RECORDS FOR THE TASK:
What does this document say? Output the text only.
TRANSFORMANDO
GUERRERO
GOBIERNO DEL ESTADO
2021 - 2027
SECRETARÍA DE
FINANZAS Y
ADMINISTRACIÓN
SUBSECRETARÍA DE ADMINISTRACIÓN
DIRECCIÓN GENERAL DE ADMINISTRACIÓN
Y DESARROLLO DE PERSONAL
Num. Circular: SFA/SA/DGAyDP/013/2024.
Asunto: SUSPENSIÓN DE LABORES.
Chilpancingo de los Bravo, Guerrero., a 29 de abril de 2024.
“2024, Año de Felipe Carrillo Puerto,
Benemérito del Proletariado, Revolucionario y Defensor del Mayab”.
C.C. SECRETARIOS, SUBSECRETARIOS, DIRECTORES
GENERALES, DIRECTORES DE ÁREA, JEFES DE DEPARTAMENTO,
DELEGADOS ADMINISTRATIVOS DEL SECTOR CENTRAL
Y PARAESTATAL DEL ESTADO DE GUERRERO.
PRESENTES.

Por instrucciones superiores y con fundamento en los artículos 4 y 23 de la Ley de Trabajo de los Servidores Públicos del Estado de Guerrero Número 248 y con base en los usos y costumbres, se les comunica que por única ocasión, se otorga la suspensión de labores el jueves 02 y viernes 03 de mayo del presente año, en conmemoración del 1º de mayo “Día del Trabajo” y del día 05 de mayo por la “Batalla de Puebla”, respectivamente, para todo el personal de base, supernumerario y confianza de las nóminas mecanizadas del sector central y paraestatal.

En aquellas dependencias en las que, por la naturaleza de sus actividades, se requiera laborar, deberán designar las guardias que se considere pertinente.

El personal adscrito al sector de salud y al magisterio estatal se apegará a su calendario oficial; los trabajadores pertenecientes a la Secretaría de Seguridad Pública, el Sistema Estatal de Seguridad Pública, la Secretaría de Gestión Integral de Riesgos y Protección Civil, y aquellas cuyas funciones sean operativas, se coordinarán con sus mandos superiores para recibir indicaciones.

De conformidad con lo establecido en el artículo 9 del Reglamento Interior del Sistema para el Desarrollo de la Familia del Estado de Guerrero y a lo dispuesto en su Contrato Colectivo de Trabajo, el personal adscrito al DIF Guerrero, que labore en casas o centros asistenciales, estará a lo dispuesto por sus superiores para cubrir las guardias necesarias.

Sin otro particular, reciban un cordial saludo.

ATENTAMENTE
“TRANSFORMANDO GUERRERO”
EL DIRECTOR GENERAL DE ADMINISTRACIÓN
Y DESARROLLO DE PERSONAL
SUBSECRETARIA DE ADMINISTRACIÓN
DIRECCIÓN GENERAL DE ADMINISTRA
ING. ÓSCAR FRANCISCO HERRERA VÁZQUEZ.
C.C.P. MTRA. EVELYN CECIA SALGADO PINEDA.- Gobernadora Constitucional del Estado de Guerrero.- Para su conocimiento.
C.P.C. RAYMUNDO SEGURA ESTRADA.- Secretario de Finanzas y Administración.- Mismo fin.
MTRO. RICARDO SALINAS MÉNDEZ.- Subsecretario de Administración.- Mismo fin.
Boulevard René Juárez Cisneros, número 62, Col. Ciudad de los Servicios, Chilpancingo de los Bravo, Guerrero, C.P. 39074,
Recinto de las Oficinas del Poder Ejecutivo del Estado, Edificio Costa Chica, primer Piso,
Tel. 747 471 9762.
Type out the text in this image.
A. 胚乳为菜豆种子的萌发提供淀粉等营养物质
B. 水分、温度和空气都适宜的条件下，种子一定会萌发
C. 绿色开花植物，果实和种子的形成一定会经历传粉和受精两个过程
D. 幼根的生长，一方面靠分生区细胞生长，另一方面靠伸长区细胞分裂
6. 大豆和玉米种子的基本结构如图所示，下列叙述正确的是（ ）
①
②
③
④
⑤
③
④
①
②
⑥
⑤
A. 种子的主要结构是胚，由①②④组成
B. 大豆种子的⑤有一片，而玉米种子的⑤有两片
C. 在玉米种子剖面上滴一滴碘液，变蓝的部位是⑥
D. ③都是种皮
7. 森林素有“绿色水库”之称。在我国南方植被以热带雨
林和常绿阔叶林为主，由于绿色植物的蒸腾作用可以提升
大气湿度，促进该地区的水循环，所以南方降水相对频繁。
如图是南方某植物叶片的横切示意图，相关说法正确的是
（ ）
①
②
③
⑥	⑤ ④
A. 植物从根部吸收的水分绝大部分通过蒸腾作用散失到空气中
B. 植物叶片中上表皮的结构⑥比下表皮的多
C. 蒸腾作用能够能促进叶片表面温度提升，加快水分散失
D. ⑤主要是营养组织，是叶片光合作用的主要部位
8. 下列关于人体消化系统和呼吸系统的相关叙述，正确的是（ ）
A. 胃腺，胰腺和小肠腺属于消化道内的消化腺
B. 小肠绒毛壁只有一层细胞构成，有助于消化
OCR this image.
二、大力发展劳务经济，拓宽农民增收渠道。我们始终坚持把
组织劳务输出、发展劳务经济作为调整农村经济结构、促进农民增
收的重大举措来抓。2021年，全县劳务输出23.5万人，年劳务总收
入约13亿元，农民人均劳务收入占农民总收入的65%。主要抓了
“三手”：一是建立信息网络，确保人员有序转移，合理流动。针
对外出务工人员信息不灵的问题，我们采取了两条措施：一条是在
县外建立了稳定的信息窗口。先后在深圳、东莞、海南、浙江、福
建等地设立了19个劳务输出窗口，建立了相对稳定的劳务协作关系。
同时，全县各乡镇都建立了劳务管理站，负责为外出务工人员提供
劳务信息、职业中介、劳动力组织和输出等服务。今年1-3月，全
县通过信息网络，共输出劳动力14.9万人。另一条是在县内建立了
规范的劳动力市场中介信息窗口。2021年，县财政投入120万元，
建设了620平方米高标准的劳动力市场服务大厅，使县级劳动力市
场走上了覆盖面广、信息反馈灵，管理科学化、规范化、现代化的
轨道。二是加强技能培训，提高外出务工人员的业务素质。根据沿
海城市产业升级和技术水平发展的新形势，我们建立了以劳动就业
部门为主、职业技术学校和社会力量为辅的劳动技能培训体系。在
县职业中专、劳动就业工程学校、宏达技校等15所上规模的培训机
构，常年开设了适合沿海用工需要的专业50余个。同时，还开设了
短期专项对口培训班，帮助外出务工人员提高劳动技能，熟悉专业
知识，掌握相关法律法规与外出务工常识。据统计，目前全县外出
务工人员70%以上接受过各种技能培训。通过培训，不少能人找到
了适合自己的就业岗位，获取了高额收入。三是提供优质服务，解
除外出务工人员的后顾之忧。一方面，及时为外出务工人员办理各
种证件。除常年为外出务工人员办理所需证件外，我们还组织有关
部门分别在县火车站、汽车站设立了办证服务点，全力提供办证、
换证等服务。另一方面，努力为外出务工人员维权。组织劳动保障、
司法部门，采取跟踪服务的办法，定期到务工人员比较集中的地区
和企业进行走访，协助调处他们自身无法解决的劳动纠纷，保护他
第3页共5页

GOAL: Copy out each line of the entries that holds "Mismo".

EXERCISE SOLUTION:
C.P.C. RAYMUNDO SEGURA ESTRADA.- Secretario de Finanzas y Administración.- Mismo fin.
MTRO. RICARDO SALINAS MÉNDEZ.- Subsecretario de Administración.- Mismo fin.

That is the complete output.